### EXERCISE INPUT
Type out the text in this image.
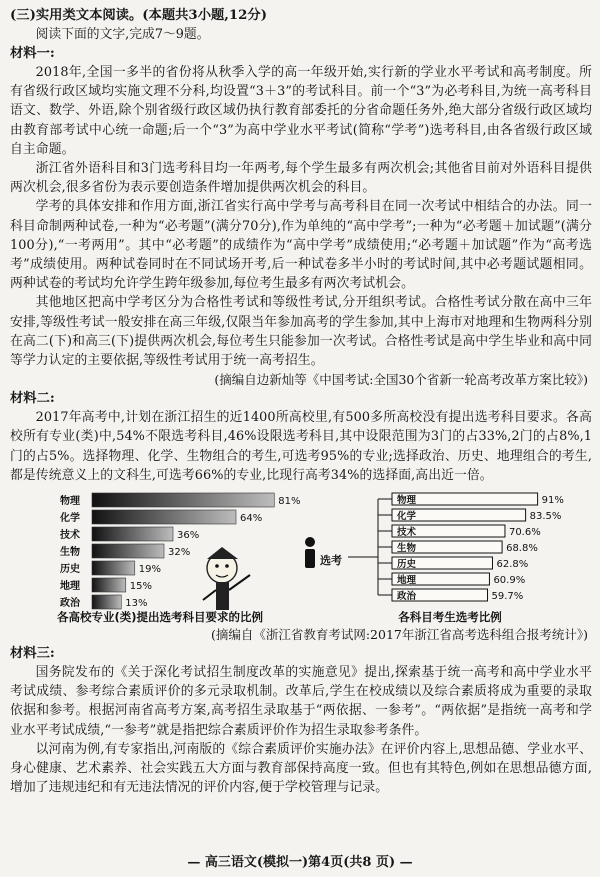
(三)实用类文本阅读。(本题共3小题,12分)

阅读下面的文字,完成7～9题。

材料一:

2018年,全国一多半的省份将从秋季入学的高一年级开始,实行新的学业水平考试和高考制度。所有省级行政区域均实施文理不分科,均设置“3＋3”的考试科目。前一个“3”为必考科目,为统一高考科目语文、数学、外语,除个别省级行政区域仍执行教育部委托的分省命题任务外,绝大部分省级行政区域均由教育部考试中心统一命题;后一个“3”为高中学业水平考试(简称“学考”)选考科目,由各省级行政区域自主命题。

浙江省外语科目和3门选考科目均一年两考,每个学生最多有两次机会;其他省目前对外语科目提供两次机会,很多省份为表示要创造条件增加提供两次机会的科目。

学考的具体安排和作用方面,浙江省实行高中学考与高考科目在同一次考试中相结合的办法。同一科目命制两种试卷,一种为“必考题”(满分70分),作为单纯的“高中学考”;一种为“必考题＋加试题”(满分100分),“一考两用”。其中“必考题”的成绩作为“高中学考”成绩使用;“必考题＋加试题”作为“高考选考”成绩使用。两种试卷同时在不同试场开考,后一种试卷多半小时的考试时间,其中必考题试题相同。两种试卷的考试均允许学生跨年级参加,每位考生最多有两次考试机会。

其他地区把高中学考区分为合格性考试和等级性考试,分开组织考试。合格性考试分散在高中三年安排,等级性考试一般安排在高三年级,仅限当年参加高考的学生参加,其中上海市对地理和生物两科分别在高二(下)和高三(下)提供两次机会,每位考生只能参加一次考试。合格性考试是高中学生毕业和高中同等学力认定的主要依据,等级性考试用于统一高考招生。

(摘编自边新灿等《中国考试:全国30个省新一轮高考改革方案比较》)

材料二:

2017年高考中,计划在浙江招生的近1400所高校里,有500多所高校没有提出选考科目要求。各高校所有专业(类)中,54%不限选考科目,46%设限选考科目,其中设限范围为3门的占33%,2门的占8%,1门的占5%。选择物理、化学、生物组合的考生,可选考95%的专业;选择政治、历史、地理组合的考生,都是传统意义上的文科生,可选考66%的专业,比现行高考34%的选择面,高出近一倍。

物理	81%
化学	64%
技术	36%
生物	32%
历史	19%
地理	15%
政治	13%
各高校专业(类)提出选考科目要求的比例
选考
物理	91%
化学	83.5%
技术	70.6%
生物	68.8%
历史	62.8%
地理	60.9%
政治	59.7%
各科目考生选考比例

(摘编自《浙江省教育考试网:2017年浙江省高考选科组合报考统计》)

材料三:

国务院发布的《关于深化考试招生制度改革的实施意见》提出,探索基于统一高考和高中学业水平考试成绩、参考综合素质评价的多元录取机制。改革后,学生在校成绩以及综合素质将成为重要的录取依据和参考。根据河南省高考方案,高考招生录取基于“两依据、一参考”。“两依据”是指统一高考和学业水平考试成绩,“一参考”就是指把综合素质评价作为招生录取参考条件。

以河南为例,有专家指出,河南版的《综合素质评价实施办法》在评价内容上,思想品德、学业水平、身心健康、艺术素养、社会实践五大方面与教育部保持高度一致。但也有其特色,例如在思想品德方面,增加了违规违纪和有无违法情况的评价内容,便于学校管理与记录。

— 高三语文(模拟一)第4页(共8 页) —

### AIM OF THE EXERCISE
Without including any pictures, reproduce the listing exactly.

### FULL SOLUTION
Type out the text in this image.
(三)实用类文本阅读。(本题共3小题,12分)

阅读下面的文字,完成7～9题。

材料一:

2018年,全国一多半的省份将从秋季入学的高一年级开始,实行新的学业水平考试和高考制度。所有省级行政区域均实施文理不分科,均设置“3＋3”的考试科目。前一个“3”为必考科目,为统一高考科目语文、数学、外语,除个别省级行政区域仍执行教育部委托的分省命题任务外,绝大部分省级行政区域均由教育部考试中心统一命题;后一个“3”为高中学业水平考试(简称“学考”)选考科目,由各省级行政区域自主命题。

浙江省外语科目和3门选考科目均一年两考,每个学生最多有两次机会;其他省目前对外语科目提供两次机会,很多省份为表示要创造条件增加提供两次机会的科目。

学考的具体安排和作用方面,浙江省实行高中学考与高考科目在同一次考试中相结合的办法。同一科目命制两种试卷,一种为“必考题”(满分70分),作为单纯的“高中学考”;一种为“必考题＋加试题”(满分100分),“一考两用”。其中“必考题”的成绩作为“高中学考”成绩使用;“必考题＋加试题”作为“高考选考”成绩使用。两种试卷同时在不同试场开考,后一种试卷多半小时的考试时间,其中必考题试题相同。两种试卷的考试均允许学生跨年级参加,每位考生最多有两次考试机会。

其他地区把高中学考区分为合格性考试和等级性考试,分开组织考试。合格性考试分散在高中三年安排,等级性考试一般安排在高三年级,仅限当年参加高考的学生参加,其中上海市对地理和生物两科分别在高二(下)和高三(下)提供两次机会,每位考生只能参加一次考试。合格性考试是高中学生毕业和高中同等学力认定的主要依据,等级性考试用于统一高考招生。

(摘编自边新灿等《中国考试:全国30个省新一轮高考改革方案比较》)

材料二:

2017年高考中,计划在浙江招生的近1400所高校里,有500多所高校没有提出选考科目要求。各高校所有专业(类)中,54%不限选考科目,46%设限选考科目,其中设限范围为3门的占33%,2门的占8%,1门的占5%。选择物理、化学、生物组合的考生,可选考95%的专业;选择政治、历史、地理组合的考生,都是传统意义上的文科生,可选考66%的专业,比现行高考34%的选择面,高出近一倍。

物理	81%
化学	64%
技术	36%
生物	32%
历史	19%
地理	15%
政治	13%
各高校专业(类)提出选考科目要求的比例
选考
物理	91%
化学	83.5%
技术	70.6%
生物	68.8%
历史	62.8%
地理	60.9%
政治	59.7%
各科目考生选考比例

(摘编自《浙江省教育考试网:2017年浙江省高考选科组合报考统计》)

材料三:

国务院发布的《关于深化考试招生制度改革的实施意见》提出,探索基于统一高考和高中学业水平考试成绩、参考综合素质评价的多元录取机制。改革后,学生在校成绩以及综合素质将成为重要的录取依据和参考。根据河南省高考方案,高考招生录取基于“两依据、一参考”。“两依据”是指统一高考和学业水平考试成绩,“一参考”就是指把综合素质评价作为招生录取参考条件。

以河南为例,有专家指出,河南版的《综合素质评价实施办法》在评价内容上,思想品德、学业水平、身心健康、艺术素养、社会实践五大方面与教育部保持高度一致。但也有其特色,例如在思想品德方面,增加了违规违纪和有无违法情况的评价内容,便于学校管理与记录。

— 高三语文(模拟一)第4页(共8 页) —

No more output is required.